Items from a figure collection
>>>>>

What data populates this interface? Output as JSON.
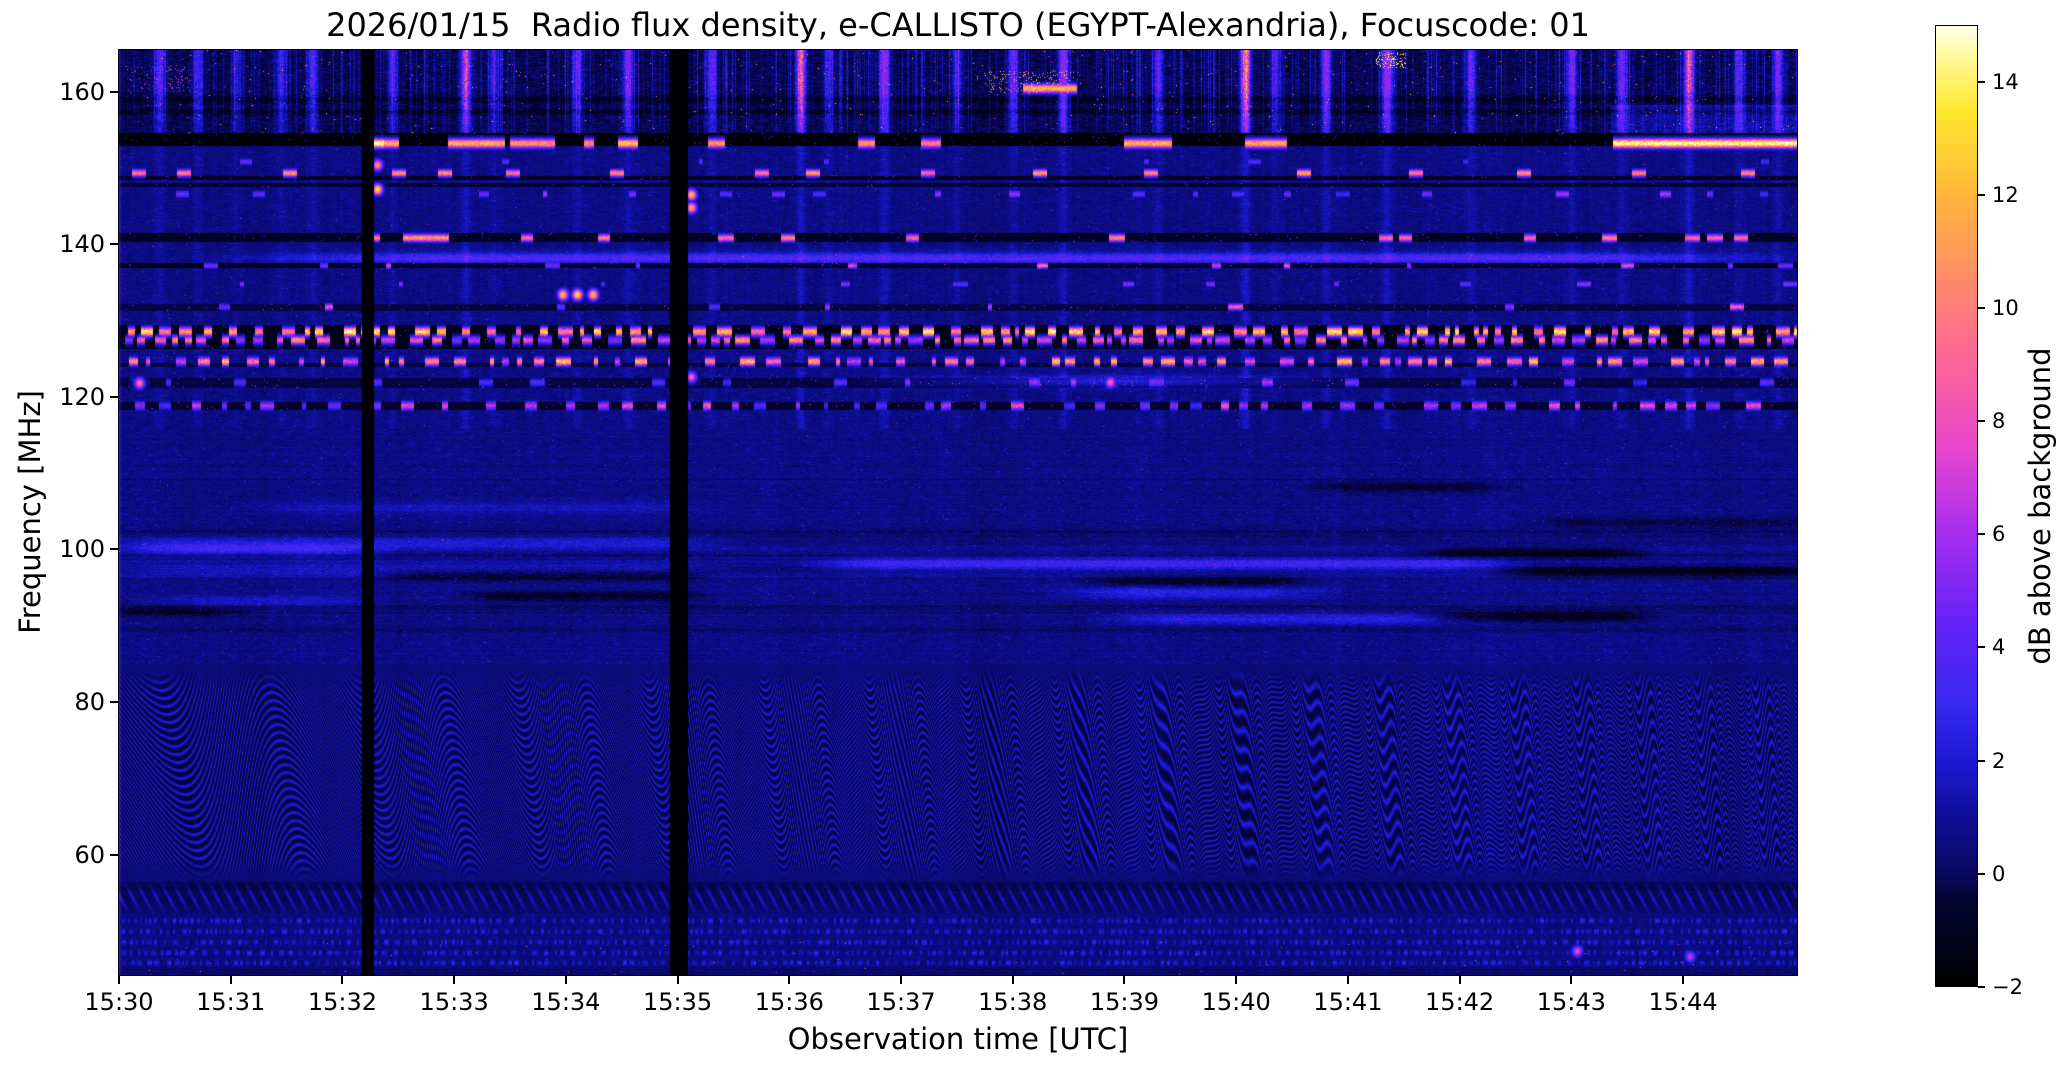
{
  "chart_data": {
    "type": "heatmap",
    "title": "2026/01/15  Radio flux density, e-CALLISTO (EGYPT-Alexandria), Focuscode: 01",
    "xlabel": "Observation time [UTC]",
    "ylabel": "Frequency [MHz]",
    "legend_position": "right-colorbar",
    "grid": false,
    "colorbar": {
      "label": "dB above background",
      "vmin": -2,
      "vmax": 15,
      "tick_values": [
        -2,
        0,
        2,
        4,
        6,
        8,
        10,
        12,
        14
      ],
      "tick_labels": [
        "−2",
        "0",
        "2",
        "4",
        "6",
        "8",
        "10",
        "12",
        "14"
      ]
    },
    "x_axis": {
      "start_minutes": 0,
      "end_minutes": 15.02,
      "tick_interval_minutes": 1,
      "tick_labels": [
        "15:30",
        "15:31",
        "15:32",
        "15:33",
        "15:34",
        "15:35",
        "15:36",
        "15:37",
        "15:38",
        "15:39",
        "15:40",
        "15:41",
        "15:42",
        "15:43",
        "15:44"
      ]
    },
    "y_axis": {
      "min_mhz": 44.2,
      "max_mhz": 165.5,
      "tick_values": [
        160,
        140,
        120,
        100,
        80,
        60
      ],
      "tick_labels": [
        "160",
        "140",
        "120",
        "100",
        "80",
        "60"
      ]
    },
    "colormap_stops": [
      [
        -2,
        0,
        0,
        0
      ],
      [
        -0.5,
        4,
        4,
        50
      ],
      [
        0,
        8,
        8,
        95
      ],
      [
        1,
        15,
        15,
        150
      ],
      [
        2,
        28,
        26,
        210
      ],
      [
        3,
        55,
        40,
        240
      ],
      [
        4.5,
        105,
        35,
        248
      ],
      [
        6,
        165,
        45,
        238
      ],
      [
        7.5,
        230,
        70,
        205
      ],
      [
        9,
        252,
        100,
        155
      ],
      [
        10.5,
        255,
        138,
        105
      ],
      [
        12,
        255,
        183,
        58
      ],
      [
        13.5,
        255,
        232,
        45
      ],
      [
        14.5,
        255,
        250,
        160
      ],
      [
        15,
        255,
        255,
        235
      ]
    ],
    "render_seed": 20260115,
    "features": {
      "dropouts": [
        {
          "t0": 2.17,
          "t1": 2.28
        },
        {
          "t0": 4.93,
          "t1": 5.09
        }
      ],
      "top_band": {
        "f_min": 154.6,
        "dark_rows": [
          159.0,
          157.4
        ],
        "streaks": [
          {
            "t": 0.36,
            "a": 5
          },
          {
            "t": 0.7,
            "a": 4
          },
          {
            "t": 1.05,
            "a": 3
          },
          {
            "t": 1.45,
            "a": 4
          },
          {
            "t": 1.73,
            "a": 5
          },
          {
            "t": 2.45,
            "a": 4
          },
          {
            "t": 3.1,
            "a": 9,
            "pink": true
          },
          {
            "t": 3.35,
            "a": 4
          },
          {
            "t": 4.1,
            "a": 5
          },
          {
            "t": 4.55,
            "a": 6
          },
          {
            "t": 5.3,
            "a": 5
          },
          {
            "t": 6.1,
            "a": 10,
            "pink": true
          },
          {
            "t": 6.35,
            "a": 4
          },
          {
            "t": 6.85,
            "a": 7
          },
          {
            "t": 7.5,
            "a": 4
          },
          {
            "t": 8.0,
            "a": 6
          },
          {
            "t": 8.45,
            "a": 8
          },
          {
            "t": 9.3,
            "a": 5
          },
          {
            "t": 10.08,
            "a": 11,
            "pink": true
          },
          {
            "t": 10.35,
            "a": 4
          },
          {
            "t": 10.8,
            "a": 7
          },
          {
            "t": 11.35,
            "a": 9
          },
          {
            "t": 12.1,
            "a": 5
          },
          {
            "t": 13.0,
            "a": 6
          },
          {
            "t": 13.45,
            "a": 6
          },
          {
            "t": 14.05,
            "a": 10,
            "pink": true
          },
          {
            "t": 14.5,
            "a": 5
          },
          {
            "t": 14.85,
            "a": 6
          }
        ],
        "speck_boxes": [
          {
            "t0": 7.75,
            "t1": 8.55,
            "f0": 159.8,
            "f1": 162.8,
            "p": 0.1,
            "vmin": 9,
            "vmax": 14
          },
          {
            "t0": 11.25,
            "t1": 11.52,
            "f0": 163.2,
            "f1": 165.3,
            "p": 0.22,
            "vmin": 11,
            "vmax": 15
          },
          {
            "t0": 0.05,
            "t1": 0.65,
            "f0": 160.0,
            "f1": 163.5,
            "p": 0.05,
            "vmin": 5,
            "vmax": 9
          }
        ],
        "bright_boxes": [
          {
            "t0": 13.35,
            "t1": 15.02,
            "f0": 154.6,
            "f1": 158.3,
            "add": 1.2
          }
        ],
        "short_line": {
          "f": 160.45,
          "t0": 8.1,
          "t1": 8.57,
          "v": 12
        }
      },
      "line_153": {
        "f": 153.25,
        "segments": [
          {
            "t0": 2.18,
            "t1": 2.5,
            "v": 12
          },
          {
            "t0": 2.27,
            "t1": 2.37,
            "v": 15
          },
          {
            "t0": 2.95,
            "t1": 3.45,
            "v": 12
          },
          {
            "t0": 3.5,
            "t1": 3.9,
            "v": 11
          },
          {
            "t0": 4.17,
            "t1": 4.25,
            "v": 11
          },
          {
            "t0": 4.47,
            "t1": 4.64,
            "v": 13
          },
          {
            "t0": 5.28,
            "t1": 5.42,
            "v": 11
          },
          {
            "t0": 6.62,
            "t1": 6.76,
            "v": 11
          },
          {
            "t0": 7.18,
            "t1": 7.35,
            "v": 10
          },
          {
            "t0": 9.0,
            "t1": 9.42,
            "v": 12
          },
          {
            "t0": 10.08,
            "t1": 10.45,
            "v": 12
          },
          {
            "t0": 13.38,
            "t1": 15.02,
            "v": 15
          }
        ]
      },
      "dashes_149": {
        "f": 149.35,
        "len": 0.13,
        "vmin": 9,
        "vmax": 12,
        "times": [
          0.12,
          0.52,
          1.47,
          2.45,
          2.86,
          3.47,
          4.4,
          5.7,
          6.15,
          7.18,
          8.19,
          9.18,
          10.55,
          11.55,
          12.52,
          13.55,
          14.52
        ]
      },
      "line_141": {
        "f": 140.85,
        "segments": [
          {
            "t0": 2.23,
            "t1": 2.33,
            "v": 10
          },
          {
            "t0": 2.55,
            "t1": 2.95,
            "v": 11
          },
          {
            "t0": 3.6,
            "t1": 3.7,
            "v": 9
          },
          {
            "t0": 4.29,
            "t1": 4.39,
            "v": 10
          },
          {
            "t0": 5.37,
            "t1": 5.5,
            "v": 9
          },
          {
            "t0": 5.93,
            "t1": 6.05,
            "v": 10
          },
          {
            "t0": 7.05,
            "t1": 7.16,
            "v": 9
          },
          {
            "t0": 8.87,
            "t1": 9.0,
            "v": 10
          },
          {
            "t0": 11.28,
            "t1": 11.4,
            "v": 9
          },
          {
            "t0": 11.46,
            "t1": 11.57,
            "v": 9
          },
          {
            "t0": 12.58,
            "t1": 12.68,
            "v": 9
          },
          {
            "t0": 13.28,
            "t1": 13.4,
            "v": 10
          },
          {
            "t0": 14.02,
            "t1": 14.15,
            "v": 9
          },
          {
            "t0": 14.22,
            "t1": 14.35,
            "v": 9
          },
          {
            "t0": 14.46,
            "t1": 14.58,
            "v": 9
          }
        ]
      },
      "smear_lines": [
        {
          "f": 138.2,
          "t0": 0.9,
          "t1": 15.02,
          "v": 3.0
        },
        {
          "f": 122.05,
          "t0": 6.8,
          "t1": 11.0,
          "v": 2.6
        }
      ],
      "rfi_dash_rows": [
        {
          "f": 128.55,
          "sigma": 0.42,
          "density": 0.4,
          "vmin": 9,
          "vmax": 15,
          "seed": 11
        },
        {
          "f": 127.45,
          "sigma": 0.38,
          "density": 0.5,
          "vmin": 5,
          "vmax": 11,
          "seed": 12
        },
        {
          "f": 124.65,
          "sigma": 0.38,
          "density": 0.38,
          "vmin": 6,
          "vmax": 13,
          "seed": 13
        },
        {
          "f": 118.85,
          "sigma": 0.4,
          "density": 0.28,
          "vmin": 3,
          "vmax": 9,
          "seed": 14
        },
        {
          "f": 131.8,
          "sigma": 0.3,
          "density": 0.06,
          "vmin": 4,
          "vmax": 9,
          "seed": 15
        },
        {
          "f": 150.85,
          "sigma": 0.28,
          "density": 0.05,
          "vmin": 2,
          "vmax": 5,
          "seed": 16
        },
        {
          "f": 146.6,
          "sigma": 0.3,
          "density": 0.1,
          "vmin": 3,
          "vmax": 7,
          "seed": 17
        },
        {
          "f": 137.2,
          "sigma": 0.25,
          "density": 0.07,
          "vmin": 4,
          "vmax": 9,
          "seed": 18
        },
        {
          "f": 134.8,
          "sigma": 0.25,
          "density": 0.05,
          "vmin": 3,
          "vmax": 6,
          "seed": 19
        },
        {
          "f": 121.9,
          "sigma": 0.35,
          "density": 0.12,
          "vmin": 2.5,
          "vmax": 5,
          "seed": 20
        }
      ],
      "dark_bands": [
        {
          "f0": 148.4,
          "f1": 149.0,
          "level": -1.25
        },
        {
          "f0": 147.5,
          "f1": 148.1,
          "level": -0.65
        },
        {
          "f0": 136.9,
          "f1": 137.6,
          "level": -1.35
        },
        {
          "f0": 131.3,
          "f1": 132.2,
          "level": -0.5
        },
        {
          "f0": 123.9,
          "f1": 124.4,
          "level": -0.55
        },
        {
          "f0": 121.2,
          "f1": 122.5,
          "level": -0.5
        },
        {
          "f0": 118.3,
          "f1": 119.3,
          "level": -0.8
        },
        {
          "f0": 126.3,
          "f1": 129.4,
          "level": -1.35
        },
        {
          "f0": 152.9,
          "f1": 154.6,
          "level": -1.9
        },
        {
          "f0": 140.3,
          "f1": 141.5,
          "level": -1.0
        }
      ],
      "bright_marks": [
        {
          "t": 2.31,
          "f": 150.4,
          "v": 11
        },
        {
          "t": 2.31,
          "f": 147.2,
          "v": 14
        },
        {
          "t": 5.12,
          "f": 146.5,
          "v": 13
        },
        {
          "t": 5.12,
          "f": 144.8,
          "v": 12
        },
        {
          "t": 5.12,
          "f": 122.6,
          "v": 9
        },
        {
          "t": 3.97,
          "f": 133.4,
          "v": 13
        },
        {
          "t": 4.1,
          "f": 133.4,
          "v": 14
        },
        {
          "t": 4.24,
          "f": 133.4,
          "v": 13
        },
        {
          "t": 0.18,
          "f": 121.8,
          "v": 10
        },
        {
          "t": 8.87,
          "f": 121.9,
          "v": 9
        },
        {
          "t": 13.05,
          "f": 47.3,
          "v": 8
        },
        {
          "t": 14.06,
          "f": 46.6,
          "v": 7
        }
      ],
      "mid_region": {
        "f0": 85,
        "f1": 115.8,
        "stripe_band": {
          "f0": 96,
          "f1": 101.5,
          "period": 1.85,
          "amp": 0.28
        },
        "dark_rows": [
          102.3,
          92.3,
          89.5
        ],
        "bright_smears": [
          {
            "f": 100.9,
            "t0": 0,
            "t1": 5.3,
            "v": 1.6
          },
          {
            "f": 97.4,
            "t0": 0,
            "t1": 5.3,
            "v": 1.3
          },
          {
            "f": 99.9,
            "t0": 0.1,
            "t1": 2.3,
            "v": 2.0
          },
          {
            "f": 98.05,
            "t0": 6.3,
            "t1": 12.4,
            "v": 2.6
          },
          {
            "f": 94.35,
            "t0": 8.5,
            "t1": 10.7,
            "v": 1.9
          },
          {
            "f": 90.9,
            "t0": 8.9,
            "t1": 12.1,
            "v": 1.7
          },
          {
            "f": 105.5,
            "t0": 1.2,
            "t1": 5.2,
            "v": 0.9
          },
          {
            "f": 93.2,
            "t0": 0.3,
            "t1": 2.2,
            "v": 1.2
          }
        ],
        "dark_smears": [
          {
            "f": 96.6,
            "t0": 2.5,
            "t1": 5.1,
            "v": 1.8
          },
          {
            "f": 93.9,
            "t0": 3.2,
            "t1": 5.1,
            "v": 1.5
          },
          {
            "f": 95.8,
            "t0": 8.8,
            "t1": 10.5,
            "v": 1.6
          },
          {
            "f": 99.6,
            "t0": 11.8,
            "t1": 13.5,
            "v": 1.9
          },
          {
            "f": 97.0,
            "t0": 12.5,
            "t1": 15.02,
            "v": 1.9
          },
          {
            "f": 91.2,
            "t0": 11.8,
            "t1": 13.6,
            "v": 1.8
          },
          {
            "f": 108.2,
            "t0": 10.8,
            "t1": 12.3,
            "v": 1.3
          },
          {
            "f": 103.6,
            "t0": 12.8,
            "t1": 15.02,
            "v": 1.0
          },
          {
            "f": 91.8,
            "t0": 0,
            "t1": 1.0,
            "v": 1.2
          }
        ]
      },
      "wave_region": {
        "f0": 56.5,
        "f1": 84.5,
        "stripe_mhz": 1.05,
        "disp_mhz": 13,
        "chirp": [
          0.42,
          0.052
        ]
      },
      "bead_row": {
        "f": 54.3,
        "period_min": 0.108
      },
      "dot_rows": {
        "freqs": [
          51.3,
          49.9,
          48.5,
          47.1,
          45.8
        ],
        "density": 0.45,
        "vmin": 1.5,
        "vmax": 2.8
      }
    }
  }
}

<<<<<

### STATED TASK:
Considering only the records above, state the number of lines that include the word "density", with nothing added.

### TASK RESULT:
12